#### GIVEN TASK
Rewrite the lines of the records below as a numbered list, omitting any blank lines.

#### GIVEN INFORMATION
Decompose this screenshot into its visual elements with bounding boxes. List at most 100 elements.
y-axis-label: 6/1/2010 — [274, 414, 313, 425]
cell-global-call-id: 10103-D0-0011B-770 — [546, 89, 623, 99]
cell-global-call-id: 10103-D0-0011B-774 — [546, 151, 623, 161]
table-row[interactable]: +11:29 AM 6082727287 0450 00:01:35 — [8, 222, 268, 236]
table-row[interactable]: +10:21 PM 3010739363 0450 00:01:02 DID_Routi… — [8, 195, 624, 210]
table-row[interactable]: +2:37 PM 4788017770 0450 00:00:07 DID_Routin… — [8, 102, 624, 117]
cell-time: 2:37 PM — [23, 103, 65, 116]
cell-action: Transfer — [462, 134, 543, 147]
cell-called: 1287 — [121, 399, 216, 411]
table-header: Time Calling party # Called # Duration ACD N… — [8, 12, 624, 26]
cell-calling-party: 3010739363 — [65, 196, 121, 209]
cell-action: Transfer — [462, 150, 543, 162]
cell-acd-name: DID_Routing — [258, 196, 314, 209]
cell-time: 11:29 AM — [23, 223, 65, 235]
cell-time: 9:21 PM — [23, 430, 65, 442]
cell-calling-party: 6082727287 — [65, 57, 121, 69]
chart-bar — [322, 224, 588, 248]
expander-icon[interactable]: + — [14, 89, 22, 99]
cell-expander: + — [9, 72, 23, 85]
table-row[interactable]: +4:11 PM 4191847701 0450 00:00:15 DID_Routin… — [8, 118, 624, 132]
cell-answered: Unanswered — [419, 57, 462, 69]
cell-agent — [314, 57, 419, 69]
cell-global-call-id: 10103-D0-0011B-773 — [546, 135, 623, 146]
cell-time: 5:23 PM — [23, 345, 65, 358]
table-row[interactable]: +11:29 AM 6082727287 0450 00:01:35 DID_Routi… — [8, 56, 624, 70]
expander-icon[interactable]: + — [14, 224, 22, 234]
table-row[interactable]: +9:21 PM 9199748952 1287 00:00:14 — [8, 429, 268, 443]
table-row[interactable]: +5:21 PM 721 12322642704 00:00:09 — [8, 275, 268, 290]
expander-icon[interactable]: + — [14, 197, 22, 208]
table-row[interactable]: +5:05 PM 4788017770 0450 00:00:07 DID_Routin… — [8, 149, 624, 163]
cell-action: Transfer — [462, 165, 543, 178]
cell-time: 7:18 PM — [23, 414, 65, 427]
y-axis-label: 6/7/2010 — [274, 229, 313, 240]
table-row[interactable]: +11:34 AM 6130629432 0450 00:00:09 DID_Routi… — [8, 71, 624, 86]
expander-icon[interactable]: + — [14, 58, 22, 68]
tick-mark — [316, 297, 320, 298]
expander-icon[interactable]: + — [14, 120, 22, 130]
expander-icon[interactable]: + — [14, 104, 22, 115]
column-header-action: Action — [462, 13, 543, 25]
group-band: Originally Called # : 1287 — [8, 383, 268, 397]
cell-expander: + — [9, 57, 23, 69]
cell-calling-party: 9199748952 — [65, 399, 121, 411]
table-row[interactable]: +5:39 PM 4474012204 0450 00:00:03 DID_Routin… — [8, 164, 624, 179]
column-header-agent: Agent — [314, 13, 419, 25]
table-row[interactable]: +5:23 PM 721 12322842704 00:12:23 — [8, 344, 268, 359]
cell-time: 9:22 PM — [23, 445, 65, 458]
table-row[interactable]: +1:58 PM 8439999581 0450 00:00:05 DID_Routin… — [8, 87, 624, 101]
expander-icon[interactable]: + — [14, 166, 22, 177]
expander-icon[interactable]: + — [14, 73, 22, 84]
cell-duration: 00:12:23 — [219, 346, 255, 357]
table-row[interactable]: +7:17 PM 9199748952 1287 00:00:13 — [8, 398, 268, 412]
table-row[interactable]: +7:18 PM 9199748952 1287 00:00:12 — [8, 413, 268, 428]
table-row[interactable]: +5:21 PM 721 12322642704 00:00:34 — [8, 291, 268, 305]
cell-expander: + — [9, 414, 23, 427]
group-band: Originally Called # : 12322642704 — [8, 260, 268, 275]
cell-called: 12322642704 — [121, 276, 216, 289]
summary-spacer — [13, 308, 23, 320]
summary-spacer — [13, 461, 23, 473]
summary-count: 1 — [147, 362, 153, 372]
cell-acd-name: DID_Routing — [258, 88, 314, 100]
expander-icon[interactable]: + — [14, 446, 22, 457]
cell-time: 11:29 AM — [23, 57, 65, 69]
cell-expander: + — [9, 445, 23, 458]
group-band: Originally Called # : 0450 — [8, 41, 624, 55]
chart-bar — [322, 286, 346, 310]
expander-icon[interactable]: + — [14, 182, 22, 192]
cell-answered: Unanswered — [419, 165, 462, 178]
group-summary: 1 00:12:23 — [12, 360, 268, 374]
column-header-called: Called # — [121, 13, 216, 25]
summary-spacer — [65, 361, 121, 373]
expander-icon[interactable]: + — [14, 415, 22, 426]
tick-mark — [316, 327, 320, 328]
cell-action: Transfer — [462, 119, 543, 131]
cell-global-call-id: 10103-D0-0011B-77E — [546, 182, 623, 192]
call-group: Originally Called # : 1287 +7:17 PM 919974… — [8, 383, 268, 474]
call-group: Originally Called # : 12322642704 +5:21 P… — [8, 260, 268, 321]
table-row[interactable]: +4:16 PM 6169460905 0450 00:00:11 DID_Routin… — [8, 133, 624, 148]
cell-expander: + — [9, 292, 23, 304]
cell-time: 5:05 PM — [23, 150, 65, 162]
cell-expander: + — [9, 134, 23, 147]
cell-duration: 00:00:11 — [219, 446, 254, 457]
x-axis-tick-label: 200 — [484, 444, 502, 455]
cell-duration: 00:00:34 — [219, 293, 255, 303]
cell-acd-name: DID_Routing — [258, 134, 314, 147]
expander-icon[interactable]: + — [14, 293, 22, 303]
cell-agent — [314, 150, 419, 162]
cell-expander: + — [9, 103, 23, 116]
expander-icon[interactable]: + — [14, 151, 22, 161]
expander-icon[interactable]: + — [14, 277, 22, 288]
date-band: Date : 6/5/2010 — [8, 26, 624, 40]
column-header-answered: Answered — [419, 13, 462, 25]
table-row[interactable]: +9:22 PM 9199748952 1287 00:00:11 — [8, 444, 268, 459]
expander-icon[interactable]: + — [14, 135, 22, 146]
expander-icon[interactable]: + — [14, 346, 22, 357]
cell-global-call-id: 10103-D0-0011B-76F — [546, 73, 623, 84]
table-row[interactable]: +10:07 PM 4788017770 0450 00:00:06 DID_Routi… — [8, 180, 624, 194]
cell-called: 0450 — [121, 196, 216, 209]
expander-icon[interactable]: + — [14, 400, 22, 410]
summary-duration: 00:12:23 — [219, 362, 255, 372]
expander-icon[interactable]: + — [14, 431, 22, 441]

#### FULL OUTPUT
1. Decompose this screenshot into its visual elements with bounding boxes. List at most 100 elements.
2. y-axis-label: 6/1/2010 — [274, 414, 313, 425]
3. cell-global-call-id: 10103-D0-0011B-770 — [546, 89, 623, 99]
4. cell-global-call-id: 10103-D0-0011B-774 — [546, 151, 623, 161]
5. table-row[interactable]: +11:29 AM 6082727287 0450 00:01:35 — [8, 222, 268, 236]
6. table-row[interactable]: +10:21 PM 3010739363 0450 00:01:02 DID_Routi… — [8, 195, 624, 210]
7. table-row[interactable]: +2:37 PM 4788017770 0450 00:00:07 DID_Routin… — [8, 102, 624, 117]
8. cell-time: 2:37 PM — [23, 103, 65, 116]
9. cell-action: Transfer — [462, 134, 543, 147]
10. cell-called: 1287 — [121, 399, 216, 411]
11. table-header: Time Calling party # Called # Duration ACD N… — [8, 12, 624, 26]
12. cell-calling-party: 3010739363 — [65, 196, 121, 209]
13. cell-action: Transfer — [462, 150, 543, 162]
14. cell-acd-name: DID_Routing — [258, 196, 314, 209]
15. cell-time: 11:29 AM — [23, 223, 65, 235]
16. cell-time: 9:21 PM — [23, 430, 65, 442]
17. cell-calling-party: 6082727287 — [65, 57, 121, 69]
18. chart-bar — [322, 224, 588, 248]
19. expander-icon[interactable]: + — [14, 89, 22, 99]
20. cell-expander: + — [9, 72, 23, 85]
21. table-row[interactable]: +4:11 PM 4191847701 0450 00:00:15 DID_Routin… — [8, 118, 624, 132]
22. cell-answered: Unanswered — [419, 57, 462, 69]
23. cell-agent — [314, 57, 419, 69]
24. cell-global-call-id: 10103-D0-0011B-773 — [546, 135, 623, 146]
25. cell-time: 5:23 PM — [23, 345, 65, 358]
26. table-row[interactable]: +11:29 AM 6082727287 0450 00:01:35 DID_Routi… — [8, 56, 624, 70]
27. expander-icon[interactable]: + — [14, 224, 22, 234]
28. table-row[interactable]: +9:21 PM 9199748952 1287 00:00:14 — [8, 429, 268, 443]
29. table-row[interactable]: +5:21 PM 721 12322642704 00:00:09 — [8, 275, 268, 290]
30. expander-icon[interactable]: + — [14, 197, 22, 208]
31. table-row[interactable]: +5:05 PM 4788017770 0450 00:00:07 DID_Routin… — [8, 149, 624, 163]
32. cell-action: Transfer — [462, 165, 543, 178]
33. cell-time: 7:18 PM — [23, 414, 65, 427]
34. y-axis-label: 6/7/2010 — [274, 229, 313, 240]
35. table-row[interactable]: +11:34 AM 6130629432 0450 00:00:09 DID_Routi… — [8, 71, 624, 86]
36. expander-icon[interactable]: + — [14, 58, 22, 68]
37. tick-mark — [316, 297, 320, 298]
38. expander-icon[interactable]: + — [14, 120, 22, 130]
39. expander-icon[interactable]: + — [14, 104, 22, 115]
40. column-header-action: Action — [462, 13, 543, 25]
41. group-band: Originally Called # : 1287 — [8, 383, 268, 397]
42. cell-expander: + — [9, 57, 23, 69]
43. cell-calling-party: 9199748952 — [65, 399, 121, 411]
44. table-row[interactable]: +5:39 PM 4474012204 0450 00:00:03 DID_Routin… — [8, 164, 624, 179]
45. column-header-agent: Agent — [314, 13, 419, 25]
46. table-row[interactable]: +5:23 PM 721 12322842704 00:12:23 — [8, 344, 268, 359]
47. cell-time: 9:22 PM — [23, 445, 65, 458]
48. table-row[interactable]: +1:58 PM 8439999581 0450 00:00:05 DID_Routin… — [8, 87, 624, 101]
49. expander-icon[interactable]: + — [14, 166, 22, 177]
50. expander-icon[interactable]: + — [14, 73, 22, 84]
51. cell-duration: 00:12:23 — [219, 346, 255, 357]
52. table-row[interactable]: +7:17 PM 9199748952 1287 00:00:13 — [8, 398, 268, 412]
53. table-row[interactable]: +7:18 PM 9199748952 1287 00:00:12 — [8, 413, 268, 428]
54. table-row[interactable]: +5:21 PM 721 12322642704 00:00:34 — [8, 291, 268, 305]
55. cell-expander: + — [9, 414, 23, 427]
56. group-band: Originally Called # : 12322642704 — [8, 260, 268, 275]
57. cell-called: 12322642704 — [121, 276, 216, 289]
58. summary-spacer — [13, 308, 23, 320]
59. summary-spacer — [13, 461, 23, 473]
60. summary-count: 1 — [147, 362, 153, 372]
61. cell-acd-name: DID_Routing — [258, 88, 314, 100]
62. expander-icon[interactable]: + — [14, 446, 22, 457]
63. cell-time: 11:29 AM — [23, 57, 65, 69]
64. cell-expander: + — [9, 445, 23, 458]
65. group-band: Originally Called # : 0450 — [8, 41, 624, 55]
66. chart-bar — [322, 286, 346, 310]
67. expander-icon[interactable]: + — [14, 182, 22, 192]
68. cell-answered: Unanswered — [419, 165, 462, 178]
69. group-summary: 1 00:12:23 — [12, 360, 268, 374]
70. column-header-called: Called # — [121, 13, 216, 25]
71. summary-spacer — [65, 361, 121, 373]
72. expander-icon[interactable]: + — [14, 415, 22, 426]
73. tick-mark — [316, 327, 320, 328]
74. cell-action: Transfer — [462, 119, 543, 131]
75. cell-global-call-id: 10103-D0-0011B-77E — [546, 182, 623, 192]
76. call-group: Originally Called # : 1287 +7:17 PM 919974… — [8, 383, 268, 474]
77. call-group: Originally Called # : 12322642704 +5:21 P… — [8, 260, 268, 321]
78. table-row[interactable]: +4:16 PM 6169460905 0450 00:00:11 DID_Routin… — [8, 133, 624, 148]
79. cell-expander: + — [9, 292, 23, 304]
80. cell-time: 5:05 PM — [23, 150, 65, 162]
81. cell-expander: + — [9, 134, 23, 147]
82. cell-duration: 00:00:11 — [219, 446, 254, 457]
83. x-axis-tick-label: 200 — [484, 444, 502, 455]
84. cell-duration: 00:00:34 — [219, 293, 255, 303]
85. cell-acd-name: DID_Routing — [258, 134, 314, 147]
86. expander-icon[interactable]: + — [14, 293, 22, 303]
87. cell-agent — [314, 150, 419, 162]
88. cell-expander: + — [9, 103, 23, 116]
89. expander-icon[interactable]: + — [14, 151, 22, 161]
90. expander-icon[interactable]: + — [14, 277, 22, 288]
91. date-band: Date : 6/5/2010 — [8, 26, 624, 40]
92. column-header-answered: Answered — [419, 13, 462, 25]
93. table-row[interactable]: +9:22 PM 9199748952 1287 00:00:11 — [8, 444, 268, 459]
94. expander-icon[interactable]: + — [14, 135, 22, 146]
95. expander-icon[interactable]: + — [14, 346, 22, 357]
96. cell-global-call-id: 10103-D0-0011B-76F — [546, 73, 623, 84]
97. table-row[interactable]: +10:07 PM 4788017770 0450 00:00:06 DID_Routi… — [8, 180, 624, 194]
98. cell-called: 0450 — [121, 196, 216, 209]
99. expander-icon[interactable]: + — [14, 400, 22, 410]
100. summary-duration: 00:12:23 — [219, 362, 255, 372]
101. expander-icon[interactable]: + — [14, 431, 22, 441]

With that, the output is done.